Records contained in a dataset:
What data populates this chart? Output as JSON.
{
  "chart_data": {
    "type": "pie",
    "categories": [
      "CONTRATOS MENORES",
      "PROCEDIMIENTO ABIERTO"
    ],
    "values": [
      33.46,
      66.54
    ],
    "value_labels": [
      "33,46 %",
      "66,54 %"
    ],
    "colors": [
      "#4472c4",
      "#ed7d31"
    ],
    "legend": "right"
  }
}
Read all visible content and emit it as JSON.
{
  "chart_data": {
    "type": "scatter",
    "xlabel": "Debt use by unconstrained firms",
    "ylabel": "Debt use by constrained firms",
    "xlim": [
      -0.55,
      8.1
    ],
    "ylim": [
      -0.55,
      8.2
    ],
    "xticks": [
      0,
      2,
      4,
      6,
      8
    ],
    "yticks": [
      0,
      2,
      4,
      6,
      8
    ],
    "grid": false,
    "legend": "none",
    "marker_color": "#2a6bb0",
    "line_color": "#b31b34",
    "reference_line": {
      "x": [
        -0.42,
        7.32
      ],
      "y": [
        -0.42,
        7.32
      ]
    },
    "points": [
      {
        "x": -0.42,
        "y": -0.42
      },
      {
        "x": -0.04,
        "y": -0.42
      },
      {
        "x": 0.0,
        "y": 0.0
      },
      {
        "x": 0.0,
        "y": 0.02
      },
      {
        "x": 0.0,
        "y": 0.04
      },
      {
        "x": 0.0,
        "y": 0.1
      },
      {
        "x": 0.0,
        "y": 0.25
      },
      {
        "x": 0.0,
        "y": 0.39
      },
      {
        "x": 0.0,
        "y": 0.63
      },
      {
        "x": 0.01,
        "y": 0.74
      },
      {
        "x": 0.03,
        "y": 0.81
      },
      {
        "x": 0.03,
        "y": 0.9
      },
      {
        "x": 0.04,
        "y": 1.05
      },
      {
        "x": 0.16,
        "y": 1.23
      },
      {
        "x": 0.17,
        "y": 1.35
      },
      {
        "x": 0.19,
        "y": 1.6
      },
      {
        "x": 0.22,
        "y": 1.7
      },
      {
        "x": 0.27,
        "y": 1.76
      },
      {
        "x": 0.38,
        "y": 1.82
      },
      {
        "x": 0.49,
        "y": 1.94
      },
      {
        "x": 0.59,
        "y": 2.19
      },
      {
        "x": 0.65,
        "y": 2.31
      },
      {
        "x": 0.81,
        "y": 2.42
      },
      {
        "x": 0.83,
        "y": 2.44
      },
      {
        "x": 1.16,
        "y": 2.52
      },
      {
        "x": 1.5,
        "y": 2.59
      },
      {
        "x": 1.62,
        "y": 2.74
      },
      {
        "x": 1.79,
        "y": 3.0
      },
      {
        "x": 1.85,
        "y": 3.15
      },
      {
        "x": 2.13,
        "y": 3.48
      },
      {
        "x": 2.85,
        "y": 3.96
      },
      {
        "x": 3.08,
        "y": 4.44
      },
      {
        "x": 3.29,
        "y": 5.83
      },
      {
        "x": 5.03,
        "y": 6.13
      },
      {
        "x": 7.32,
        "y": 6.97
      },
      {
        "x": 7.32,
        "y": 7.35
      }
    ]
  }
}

TASK PROMPT — Extract the entries above verbatim.

TASK OUTPUT —
What data populates this chart? Output as JSON.
{
  "chart_data": {
    "type": "pie",
    "categories": [
      "CONTRATOS MENORES",
      "PROCEDIMIENTO ABIERTO"
    ],
    "values": [
      33.46,
      66.54
    ],
    "value_labels": [
      "33,46 %",
      "66,54 %"
    ],
    "colors": [
      "#4472c4",
      "#ed7d31"
    ],
    "legend": "right"
  }
}
Read all visible content and emit it as JSON.
{
  "chart_data": {
    "type": "scatter",
    "xlabel": "Debt use by unconstrained firms",
    "ylabel": "Debt use by constrained firms",
    "xlim": [
      -0.55,
      8.1
    ],
    "ylim": [
      -0.55,
      8.2
    ],
    "xticks": [
      0,
      2,
      4,
      6,
      8
    ],
    "yticks": [
      0,
      2,
      4,
      6,
      8
    ],
    "grid": false,
    "legend": "none",
    "marker_color": "#2a6bb0",
    "line_color": "#b31b34",
    "reference_line": {
      "x": [
        -0.42,
        7.32
      ],
      "y": [
        -0.42,
        7.32
      ]
    },
    "points": [
      {
        "x": -0.42,
        "y": -0.42
      },
      {
        "x": -0.04,
        "y": -0.42
      },
      {
        "x": 0.0,
        "y": 0.0
      },
      {
        "x": 0.0,
        "y": 0.02
      },
      {
        "x": 0.0,
        "y": 0.04
      },
      {
        "x": 0.0,
        "y": 0.1
      },
      {
        "x": 0.0,
        "y": 0.25
      },
      {
        "x": 0.0,
        "y": 0.39
      },
      {
        "x": 0.0,
        "y": 0.63
      },
      {
        "x": 0.01,
        "y": 0.74
      },
      {
        "x": 0.03,
        "y": 0.81
      },
      {
        "x": 0.03,
        "y": 0.9
      },
      {
        "x": 0.04,
        "y": 1.05
      },
      {
        "x": 0.16,
        "y": 1.23
      },
      {
        "x": 0.17,
        "y": 1.35
      },
      {
        "x": 0.19,
        "y": 1.6
      },
      {
        "x": 0.22,
        "y": 1.7
      },
      {
        "x": 0.27,
        "y": 1.76
      },
      {
        "x": 0.38,
        "y": 1.82
      },
      {
        "x": 0.49,
        "y": 1.94
      },
      {
        "x": 0.59,
        "y": 2.19
      },
      {
        "x": 0.65,
        "y": 2.31
      },
      {
        "x": 0.81,
        "y": 2.42
      },
      {
        "x": 0.83,
        "y": 2.44
      },
      {
        "x": 1.16,
        "y": 2.52
      },
      {
        "x": 1.5,
        "y": 2.59
      },
      {
        "x": 1.62,
        "y": 2.74
      },
      {
        "x": 1.79,
        "y": 3.0
      },
      {
        "x": 1.85,
        "y": 3.15
      },
      {
        "x": 2.13,
        "y": 3.48
      },
      {
        "x": 2.85,
        "y": 3.96
      },
      {
        "x": 3.08,
        "y": 4.44
      },
      {
        "x": 3.29,
        "y": 5.83
      },
      {
        "x": 5.03,
        "y": 6.13
      },
      {
        "x": 7.32,
        "y": 6.97
      },
      {
        "x": 7.32,
        "y": 7.35
      }
    ]
  }
}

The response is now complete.